## WORK INSTRUCTIONS
Look through the material and tally each line bearing the word "thực". Give only the total.

::: DATASET RECORDS

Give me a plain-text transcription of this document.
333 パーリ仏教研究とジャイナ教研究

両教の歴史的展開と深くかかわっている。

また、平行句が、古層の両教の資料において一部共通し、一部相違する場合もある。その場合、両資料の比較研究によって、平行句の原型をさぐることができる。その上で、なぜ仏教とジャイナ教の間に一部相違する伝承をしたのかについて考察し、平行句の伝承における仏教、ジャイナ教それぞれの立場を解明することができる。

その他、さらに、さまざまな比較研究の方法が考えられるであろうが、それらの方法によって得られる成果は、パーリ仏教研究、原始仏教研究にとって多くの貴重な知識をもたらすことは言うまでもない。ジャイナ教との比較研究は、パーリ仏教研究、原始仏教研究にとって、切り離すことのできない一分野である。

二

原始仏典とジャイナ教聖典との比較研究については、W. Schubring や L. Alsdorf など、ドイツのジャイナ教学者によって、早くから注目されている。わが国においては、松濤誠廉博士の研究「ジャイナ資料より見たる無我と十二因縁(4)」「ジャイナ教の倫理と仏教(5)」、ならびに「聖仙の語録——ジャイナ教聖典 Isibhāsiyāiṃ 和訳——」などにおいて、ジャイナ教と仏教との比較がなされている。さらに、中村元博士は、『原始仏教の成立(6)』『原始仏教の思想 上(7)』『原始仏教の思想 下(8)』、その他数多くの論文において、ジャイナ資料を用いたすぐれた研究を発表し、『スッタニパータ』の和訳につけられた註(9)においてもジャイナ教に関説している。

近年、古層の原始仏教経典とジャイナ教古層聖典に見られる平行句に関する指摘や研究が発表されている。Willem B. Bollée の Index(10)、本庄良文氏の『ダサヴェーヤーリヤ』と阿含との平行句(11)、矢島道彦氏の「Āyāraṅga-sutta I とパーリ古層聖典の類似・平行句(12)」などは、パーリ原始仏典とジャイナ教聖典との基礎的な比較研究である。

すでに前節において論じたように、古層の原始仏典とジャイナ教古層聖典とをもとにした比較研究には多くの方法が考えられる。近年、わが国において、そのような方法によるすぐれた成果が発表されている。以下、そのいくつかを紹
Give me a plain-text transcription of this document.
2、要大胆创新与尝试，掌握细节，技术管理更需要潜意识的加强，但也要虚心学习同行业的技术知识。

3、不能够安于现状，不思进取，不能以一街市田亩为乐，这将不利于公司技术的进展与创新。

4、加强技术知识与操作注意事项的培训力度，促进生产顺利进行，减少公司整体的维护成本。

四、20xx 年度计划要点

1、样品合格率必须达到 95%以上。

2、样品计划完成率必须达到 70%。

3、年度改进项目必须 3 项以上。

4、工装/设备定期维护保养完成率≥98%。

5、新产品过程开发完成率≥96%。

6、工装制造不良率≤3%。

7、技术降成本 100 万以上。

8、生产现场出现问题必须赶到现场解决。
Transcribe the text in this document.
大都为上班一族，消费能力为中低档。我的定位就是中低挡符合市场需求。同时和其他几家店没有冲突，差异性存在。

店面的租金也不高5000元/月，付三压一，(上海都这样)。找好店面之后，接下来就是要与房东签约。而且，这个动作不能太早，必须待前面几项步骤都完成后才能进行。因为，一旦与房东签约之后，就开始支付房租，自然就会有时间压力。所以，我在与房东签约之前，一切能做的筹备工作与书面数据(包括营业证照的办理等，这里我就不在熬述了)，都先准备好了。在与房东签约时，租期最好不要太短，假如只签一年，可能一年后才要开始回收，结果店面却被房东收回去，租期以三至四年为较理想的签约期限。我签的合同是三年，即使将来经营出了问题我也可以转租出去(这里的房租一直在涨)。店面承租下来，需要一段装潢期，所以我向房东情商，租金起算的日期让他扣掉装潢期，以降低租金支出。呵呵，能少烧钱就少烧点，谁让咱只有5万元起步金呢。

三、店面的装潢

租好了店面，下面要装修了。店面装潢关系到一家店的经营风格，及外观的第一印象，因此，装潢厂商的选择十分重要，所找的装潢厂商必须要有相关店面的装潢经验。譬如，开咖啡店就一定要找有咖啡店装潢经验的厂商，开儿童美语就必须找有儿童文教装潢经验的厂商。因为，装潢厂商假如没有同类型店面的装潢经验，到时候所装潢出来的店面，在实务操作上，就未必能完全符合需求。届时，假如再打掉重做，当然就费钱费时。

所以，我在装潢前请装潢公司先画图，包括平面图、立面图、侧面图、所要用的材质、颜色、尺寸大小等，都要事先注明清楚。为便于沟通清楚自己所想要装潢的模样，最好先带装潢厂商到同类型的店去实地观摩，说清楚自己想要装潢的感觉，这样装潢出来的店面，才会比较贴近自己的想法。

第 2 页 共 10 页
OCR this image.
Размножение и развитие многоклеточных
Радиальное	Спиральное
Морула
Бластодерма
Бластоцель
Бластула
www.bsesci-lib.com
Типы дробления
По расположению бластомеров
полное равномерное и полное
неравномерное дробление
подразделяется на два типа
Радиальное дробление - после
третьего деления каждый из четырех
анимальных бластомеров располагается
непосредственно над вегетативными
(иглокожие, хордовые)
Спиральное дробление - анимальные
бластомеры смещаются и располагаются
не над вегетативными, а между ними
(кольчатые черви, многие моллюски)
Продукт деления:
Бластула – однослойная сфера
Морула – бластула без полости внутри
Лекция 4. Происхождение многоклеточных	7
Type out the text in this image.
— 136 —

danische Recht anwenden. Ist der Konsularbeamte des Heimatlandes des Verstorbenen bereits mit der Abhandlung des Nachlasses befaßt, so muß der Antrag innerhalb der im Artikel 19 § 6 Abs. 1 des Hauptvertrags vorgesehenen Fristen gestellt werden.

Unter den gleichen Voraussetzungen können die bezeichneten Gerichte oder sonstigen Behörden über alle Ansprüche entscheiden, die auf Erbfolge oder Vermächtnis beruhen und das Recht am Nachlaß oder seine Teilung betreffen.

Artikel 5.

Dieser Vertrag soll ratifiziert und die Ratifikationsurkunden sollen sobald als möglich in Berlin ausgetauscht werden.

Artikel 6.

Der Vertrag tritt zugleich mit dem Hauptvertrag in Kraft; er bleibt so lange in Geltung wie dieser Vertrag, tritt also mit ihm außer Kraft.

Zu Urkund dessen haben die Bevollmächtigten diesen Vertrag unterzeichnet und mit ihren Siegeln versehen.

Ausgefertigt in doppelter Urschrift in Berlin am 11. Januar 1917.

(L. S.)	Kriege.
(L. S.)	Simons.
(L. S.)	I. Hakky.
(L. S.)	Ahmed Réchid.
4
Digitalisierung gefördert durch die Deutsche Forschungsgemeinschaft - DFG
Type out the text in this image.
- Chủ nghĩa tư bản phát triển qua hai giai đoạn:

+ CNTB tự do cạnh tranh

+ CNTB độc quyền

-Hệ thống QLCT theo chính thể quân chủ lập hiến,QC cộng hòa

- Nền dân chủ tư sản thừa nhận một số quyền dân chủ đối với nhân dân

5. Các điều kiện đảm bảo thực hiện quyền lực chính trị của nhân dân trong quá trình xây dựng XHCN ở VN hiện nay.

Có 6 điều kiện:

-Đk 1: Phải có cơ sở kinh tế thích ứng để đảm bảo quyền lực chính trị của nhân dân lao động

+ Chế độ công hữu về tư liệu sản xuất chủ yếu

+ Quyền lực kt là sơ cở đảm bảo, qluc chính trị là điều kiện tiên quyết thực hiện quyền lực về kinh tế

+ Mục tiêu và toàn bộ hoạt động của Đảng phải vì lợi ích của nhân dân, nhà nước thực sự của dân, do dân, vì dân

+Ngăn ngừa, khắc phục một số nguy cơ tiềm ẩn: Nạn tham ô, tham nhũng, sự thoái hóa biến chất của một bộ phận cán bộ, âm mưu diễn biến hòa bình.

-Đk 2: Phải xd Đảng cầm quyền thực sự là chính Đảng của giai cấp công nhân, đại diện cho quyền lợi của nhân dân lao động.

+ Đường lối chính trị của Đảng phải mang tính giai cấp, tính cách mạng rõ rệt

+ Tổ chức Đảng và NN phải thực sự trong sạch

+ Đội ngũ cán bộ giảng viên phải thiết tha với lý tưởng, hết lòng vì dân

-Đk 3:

::::::

## FULL OUTPUT
5